- _EXCERPT TO READ_
On the server, the execution reached the constructor call and then stalled:

return sw_driver.Firefox(
    options=fx_opts,
    service=svc
)

After a long wait it failed with:

urllib3.exceptions.ReadTimeoutError: HTTPConnectionPool(host='localhost', port=54001): Read timed out. (read timeout=120)

The geckodriver log file specified in svc.log_path was not created. Selenium version was 4.31.0, and geckodriver started independently and listened on port 4444.

What’s actually going on

The symptoms point to the WebDriver server waiting for the browser to come up and connect back, but never seeing that happen, hence the timeout. In this case the underlying cause was the Firefox build installed on the server. The browser had been installed via snap, and that particular packaging choice prevented the session from starting correctly in headless mode on that host.

Fix

The resolution was straightforward: remove the snap version of Firefox and install the deb build. After switching the browser installation, the exact same Python code initialized the session and ran without timeouts, headless included.

If you want to sanity-check the browser on a headless server before touching Selenium, you can try launching it directly and capturing stderr/stdout, for example: firefox --headless > errors.txt 2>&1. Also note that currently Selenium can download a driver automatically if it can’t find one, which may simplify your setup.

Working code after the environment fix

No code changes were required; the corrected environment was enough. For completeness, here’s the same driver bootstrap with the names shown above:

from time import sleep
from selenium.webdriver.firefox.service import Service
from seleniumwire import webdriver as sw_driver
def init_ff_wire_with_proxy(proxy_host=None, proxy_port=None):
    print("Point 1")
    fx_opts = sw_driver.FirefoxOptions()
    print("Point 2")
    fx_opts.add_argument("--headless")
    print("Point 3")
    fx_opts.binary_location = '/usr/bin/firefox'
    print("Point 4")
    exec_path = '/root/geckodriver/geckodriver'
    print("Point 5")
    svc = Service(exec_path)
    print("Point 6")
    svc.log_path = '/root/[my folder]/geckodriver.log'
    print("Point 7")
    if not proxy_host or not proxy_port:
        print("Point 8")

- _BRIEF_
Continue the Selenium and Firefox timeout write-up from its last line onward. The material that comes next has nothing to do with this.

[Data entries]
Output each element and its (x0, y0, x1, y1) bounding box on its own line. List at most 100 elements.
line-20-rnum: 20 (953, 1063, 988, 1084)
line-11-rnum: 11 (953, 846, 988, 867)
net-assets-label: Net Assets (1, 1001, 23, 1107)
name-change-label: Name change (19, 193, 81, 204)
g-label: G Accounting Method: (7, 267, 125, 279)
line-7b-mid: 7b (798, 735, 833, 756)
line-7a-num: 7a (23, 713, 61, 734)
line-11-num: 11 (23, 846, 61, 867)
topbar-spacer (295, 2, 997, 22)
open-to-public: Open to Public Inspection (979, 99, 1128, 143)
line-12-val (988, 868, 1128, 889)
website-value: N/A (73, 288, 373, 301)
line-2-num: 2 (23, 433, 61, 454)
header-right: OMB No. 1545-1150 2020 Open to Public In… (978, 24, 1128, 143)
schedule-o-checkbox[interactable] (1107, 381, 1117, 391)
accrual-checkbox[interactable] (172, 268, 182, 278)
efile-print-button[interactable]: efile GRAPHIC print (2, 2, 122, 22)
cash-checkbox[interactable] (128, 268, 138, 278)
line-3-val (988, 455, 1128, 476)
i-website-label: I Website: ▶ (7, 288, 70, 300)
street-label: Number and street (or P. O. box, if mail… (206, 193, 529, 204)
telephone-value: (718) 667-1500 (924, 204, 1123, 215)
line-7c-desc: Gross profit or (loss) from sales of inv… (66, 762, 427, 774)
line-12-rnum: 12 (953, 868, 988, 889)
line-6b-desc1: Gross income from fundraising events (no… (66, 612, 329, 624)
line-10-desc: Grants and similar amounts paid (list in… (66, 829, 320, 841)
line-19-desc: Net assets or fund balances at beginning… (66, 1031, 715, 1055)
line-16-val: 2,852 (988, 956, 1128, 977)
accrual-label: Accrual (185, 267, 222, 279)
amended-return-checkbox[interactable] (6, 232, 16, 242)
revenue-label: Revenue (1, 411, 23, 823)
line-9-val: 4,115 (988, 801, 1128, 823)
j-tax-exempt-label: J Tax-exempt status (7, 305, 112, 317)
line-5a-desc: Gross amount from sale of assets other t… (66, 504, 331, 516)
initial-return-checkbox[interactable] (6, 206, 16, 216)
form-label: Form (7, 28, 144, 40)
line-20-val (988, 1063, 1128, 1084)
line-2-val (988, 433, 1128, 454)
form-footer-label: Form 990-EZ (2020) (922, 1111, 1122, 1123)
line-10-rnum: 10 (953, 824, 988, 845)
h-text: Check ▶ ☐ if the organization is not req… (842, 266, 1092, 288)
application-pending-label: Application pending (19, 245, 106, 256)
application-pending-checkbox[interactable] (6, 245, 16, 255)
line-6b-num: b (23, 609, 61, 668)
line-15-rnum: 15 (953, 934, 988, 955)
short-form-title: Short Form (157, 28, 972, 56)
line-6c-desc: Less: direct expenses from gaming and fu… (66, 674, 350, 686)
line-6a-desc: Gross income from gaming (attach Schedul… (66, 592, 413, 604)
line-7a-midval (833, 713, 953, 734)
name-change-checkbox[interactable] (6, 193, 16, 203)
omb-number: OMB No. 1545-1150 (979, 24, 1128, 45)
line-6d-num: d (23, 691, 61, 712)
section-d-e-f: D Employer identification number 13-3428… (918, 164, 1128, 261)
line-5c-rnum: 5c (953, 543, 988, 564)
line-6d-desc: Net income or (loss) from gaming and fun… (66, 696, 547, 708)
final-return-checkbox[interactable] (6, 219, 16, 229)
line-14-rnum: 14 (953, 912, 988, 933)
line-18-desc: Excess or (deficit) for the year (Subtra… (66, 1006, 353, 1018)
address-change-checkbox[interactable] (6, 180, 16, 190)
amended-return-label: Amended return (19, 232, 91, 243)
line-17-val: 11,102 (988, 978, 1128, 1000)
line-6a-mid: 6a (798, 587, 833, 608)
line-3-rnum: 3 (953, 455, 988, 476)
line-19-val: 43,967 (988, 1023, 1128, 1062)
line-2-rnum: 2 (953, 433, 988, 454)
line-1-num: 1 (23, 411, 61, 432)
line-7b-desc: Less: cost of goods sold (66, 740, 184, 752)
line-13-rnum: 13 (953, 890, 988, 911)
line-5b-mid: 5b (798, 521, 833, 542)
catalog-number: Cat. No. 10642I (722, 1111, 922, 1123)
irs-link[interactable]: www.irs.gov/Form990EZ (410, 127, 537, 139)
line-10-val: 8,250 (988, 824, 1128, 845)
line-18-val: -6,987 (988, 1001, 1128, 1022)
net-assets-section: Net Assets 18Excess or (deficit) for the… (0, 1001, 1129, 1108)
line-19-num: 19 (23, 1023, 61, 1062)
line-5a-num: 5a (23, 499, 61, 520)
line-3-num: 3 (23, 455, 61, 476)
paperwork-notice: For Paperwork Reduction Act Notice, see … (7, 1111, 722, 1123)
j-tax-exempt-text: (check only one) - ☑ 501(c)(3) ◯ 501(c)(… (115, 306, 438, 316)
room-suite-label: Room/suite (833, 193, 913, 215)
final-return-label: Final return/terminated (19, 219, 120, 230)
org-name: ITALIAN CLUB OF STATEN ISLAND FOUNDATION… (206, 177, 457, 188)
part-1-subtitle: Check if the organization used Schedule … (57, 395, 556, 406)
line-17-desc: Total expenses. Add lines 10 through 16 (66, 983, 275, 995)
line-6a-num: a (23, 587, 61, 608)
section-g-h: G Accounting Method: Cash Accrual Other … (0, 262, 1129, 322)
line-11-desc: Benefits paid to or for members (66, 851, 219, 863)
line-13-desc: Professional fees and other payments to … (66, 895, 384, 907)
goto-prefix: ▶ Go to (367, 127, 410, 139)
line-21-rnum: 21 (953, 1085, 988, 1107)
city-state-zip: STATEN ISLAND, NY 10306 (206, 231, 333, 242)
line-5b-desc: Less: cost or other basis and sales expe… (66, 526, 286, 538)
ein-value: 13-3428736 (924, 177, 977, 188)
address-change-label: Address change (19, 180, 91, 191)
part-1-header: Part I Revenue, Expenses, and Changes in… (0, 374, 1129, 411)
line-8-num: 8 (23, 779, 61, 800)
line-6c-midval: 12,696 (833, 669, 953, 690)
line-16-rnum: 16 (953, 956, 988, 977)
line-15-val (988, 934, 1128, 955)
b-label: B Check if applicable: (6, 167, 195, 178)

- _RESPONSE AREA_
        return sw_driver.Firefox(
            options=fx_opts,
            service=svc
        )
    wire_conf = {
        'proxy': {
            'http': f'socks5://{proxy_host}:{proxy_port}',
            'https': f'socks5://{proxy_host}:{proxy_port}',
            'no_proxy': 'localhost,127.0.0.1',
            'proxy_type': 'manual'
        }
    }
    return sw_driver.Firefox(
        service=svc,
        options=fx_opts,
        seleniumwire_options=wire_conf
    )
def probe_gecko():
    browser = init_ff_wire_with_proxy()
    print("Point 9")
    browser.get([some site])
    print("Point 10")
    sleep(3)
    print("Point 11")
    browser.quit()

Why this matters

When automating browsers in CI or on remote servers, it’s easy to blame Selenium, proxies, or driver flags for hangs and timeouts. In reality, the packaging and provenance of the browser binary itself can be the deciding factor. Knowing that the browser build can influence headless startup behavior saves time and directs you to verify the runtime first.

Takeaways

If you encounter a stall at WebDriver construction with a subsequent read timeout and no geckodriver logs, validate the browser installation on the host. In the case above, replacing the snap-installed Firefox with the deb package resolved the issue immediately. A quick manual run with --headless helps confirm the environment, and you can rely on Selenium’s ability to fetch drivers automatically if that fits your setup. Ensuring the right browser build is often the simplest path to a stable headless session.